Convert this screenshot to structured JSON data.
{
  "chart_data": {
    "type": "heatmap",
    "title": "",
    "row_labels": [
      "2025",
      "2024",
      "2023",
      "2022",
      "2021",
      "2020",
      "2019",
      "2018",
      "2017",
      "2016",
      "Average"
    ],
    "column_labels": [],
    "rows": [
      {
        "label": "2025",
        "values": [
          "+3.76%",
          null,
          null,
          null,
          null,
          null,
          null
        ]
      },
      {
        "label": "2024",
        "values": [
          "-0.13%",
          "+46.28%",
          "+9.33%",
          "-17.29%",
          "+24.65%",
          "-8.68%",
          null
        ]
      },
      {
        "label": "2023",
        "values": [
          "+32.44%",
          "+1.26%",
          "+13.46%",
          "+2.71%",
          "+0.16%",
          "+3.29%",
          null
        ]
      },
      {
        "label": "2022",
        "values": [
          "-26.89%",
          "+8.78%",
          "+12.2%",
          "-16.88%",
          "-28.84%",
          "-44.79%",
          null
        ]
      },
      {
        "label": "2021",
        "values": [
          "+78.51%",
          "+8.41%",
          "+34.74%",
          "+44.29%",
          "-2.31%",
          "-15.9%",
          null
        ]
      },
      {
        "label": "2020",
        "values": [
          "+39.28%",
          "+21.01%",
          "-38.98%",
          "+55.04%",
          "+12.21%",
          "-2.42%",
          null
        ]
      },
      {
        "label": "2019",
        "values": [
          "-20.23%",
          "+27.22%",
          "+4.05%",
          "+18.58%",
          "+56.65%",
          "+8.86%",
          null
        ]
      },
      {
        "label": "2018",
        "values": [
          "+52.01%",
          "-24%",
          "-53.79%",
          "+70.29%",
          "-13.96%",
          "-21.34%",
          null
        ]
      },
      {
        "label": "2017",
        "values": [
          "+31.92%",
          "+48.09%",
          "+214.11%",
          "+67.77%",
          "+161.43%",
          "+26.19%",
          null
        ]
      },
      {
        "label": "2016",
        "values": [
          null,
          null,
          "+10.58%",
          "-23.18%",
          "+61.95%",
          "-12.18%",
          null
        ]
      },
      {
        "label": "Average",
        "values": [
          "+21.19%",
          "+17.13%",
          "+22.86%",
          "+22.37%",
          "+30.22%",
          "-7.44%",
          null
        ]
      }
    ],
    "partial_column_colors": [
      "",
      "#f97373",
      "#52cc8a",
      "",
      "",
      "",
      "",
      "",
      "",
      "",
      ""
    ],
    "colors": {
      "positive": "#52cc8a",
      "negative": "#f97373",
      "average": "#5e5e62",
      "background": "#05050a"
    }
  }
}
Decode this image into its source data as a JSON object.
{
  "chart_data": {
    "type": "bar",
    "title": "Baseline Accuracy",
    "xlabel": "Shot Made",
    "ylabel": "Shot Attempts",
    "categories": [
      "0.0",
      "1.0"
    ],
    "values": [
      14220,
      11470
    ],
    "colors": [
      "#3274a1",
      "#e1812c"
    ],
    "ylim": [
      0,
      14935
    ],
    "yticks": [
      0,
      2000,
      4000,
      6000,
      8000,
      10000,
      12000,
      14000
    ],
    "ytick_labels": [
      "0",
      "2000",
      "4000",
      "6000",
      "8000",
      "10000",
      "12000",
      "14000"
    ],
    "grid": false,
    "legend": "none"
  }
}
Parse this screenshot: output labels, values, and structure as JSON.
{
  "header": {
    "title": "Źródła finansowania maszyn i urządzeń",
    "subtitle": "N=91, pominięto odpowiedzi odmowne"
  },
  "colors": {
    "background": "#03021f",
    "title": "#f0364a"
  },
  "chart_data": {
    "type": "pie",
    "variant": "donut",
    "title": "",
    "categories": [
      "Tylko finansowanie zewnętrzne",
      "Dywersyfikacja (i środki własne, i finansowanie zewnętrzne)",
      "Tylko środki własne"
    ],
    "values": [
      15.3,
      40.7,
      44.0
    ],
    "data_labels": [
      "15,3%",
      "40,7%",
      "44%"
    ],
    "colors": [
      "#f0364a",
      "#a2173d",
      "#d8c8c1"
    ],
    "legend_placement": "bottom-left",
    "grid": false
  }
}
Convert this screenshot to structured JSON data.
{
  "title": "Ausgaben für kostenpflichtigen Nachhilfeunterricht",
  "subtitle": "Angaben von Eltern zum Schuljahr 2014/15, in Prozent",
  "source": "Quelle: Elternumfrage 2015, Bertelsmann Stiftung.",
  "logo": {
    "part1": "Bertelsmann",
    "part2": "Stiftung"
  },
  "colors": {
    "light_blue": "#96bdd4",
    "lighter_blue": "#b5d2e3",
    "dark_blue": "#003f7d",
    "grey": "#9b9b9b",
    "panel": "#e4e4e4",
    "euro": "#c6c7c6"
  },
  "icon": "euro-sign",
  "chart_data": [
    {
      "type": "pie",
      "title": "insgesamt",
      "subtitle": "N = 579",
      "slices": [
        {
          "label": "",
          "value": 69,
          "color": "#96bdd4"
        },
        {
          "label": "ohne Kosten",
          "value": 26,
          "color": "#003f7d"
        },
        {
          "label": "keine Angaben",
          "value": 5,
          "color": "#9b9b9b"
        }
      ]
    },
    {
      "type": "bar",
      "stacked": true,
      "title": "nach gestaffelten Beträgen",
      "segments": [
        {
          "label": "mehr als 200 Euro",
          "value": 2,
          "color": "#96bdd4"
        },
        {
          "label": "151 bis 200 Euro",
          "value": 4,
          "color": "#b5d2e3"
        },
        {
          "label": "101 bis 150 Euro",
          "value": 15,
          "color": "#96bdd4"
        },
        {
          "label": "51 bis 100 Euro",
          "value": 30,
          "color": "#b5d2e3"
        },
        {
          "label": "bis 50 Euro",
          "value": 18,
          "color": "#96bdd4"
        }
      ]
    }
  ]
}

-------------------------

Please copy out each record, character for character.

Convert this screenshot to structured JSON data.
{
  "chart_data": {
    "type": "heatmap",
    "title": "",
    "row_labels": [
      "2025",
      "2024",
      "2023",
      "2022",
      "2021",
      "2020",
      "2019",
      "2018",
      "2017",
      "2016",
      "Average"
    ],
    "column_labels": [],
    "rows": [
      {
        "label": "2025",
        "values": [
          "+3.76%",
          null,
          null,
          null,
          null,
          null,
          null
        ]
      },
      {
        "label": "2024",
        "values": [
          "-0.13%",
          "+46.28%",
          "+9.33%",
          "-17.29%",
          "+24.65%",
          "-8.68%",
          null
        ]
      },
      {
        "label": "2023",
        "values": [
          "+32.44%",
          "+1.26%",
          "+13.46%",
          "+2.71%",
          "+0.16%",
          "+3.29%",
          null
        ]
      },
      {
        "label": "2022",
        "values": [
          "-26.89%",
          "+8.78%",
          "+12.2%",
          "-16.88%",
          "-28.84%",
          "-44.79%",
          null
        ]
      },
      {
        "label": "2021",
        "values": [
          "+78.51%",
          "+8.41%",
          "+34.74%",
          "+44.29%",
          "-2.31%",
          "-15.9%",
          null
        ]
      },
      {
        "label": "2020",
        "values": [
          "+39.28%",
          "+21.01%",
          "-38.98%",
          "+55.04%",
          "+12.21%",
          "-2.42%",
          null
        ]
      },
      {
        "label": "2019",
        "values": [
          "-20.23%",
          "+27.22%",
          "+4.05%",
          "+18.58%",
          "+56.65%",
          "+8.86%",
          null
        ]
      },
      {
        "label": "2018",
        "values": [
          "+52.01%",
          "-24%",
          "-53.79%",
          "+70.29%",
          "-13.96%",
          "-21.34%",
          null
        ]
      },
      {
        "label": "2017",
        "values": [
          "+31.92%",
          "+48.09%",
          "+214.11%",
          "+67.77%",
          "+161.43%",
          "+26.19%",
          null
        ]
      },
      {
        "label": "2016",
        "values": [
          null,
          null,
          "+10.58%",
          "-23.18%",
          "+61.95%",
          "-12.18%",
          null
        ]
      },
      {
        "label": "Average",
        "values": [
          "+21.19%",
          "+17.13%",
          "+22.86%",
          "+22.37%",
          "+30.22%",
          "-7.44%",
          null
        ]
      }
    ],
    "partial_column_colors": [
      "",
      "#f97373",
      "#52cc8a",
      "",
      "",
      "",
      "",
      "",
      "",
      "",
      ""
    ],
    "colors": {
      "positive": "#52cc8a",
      "negative": "#f97373",
      "average": "#5e5e62",
      "background": "#05050a"
    }
  }
}
Decode this image into its source data as a JSON object.
{
  "chart_data": {
    "type": "bar",
    "title": "Baseline Accuracy",
    "xlabel": "Shot Made",
    "ylabel": "Shot Attempts",
    "categories": [
      "0.0",
      "1.0"
    ],
    "values": [
      14220,
      11470
    ],
    "colors": [
      "#3274a1",
      "#e1812c"
    ],
    "ylim": [
      0,
      14935
    ],
    "yticks": [
      0,
      2000,
      4000,
      6000,
      8000,
      10000,
      12000,
      14000
    ],
    "ytick_labels": [
      "0",
      "2000",
      "4000",
      "6000",
      "8000",
      "10000",
      "12000",
      "14000"
    ],
    "grid": false,
    "legend": "none"
  }
}
Parse this screenshot: output labels, values, and structure as JSON.
{
  "header": {
    "title": "Źródła finansowania maszyn i urządzeń",
    "subtitle": "N=91, pominięto odpowiedzi odmowne"
  },
  "colors": {
    "background": "#03021f",
    "title": "#f0364a"
  },
  "chart_data": {
    "type": "pie",
    "variant": "donut",
    "title": "",
    "categories": [
      "Tylko finansowanie zewnętrzne",
      "Dywersyfikacja (i środki własne, i finansowanie zewnętrzne)",
      "Tylko środki własne"
    ],
    "values": [
      15.3,
      40.7,
      44.0
    ],
    "data_labels": [
      "15,3%",
      "40,7%",
      "44%"
    ],
    "colors": [
      "#f0364a",
      "#a2173d",
      "#d8c8c1"
    ],
    "legend_placement": "bottom-left",
    "grid": false
  }
}
Convert this screenshot to structured JSON data.
{
  "title": "Ausgaben für kostenpflichtigen Nachhilfeunterricht",
  "subtitle": "Angaben von Eltern zum Schuljahr 2014/15, in Prozent",
  "source": "Quelle: Elternumfrage 2015, Bertelsmann Stiftung.",
  "logo": {
    "part1": "Bertelsmann",
    "part2": "Stiftung"
  },
  "colors": {
    "light_blue": "#96bdd4",
    "lighter_blue": "#b5d2e3",
    "dark_blue": "#003f7d",
    "grey": "#9b9b9b",
    "panel": "#e4e4e4",
    "euro": "#c6c7c6"
  },
  "icon": "euro-sign",
  "chart_data": [
    {
      "type": "pie",
      "title": "insgesamt",
      "subtitle": "N = 579",
      "slices": [
        {
          "label": "",
          "value": 69,
          "color": "#96bdd4"
        },
        {
          "label": "ohne Kosten",
          "value": 26,
          "color": "#003f7d"
        },
        {
          "label": "keine Angaben",
          "value": 5,
          "color": "#9b9b9b"
        }
      ]
    },
    {
      "type": "bar",
      "stacked": true,
      "title": "nach gestaffelten Beträgen",
      "segments": [
        {
          "label": "mehr als 200 Euro",
          "value": 2,
          "color": "#96bdd4"
        },
        {
          "label": "151 bis 200 Euro",
          "value": 4,
          "color": "#b5d2e3"
        },
        {
          "label": "101 bis 150 Euro",
          "value": 15,
          "color": "#96bdd4"
        },
        {
          "label": "51 bis 100 Euro",
          "value": 30,
          "color": "#b5d2e3"
        },
        {
          "label": "bis 50 Euro",
          "value": 18,
          "color": "#96bdd4"
        }
      ]
    }
  ]
}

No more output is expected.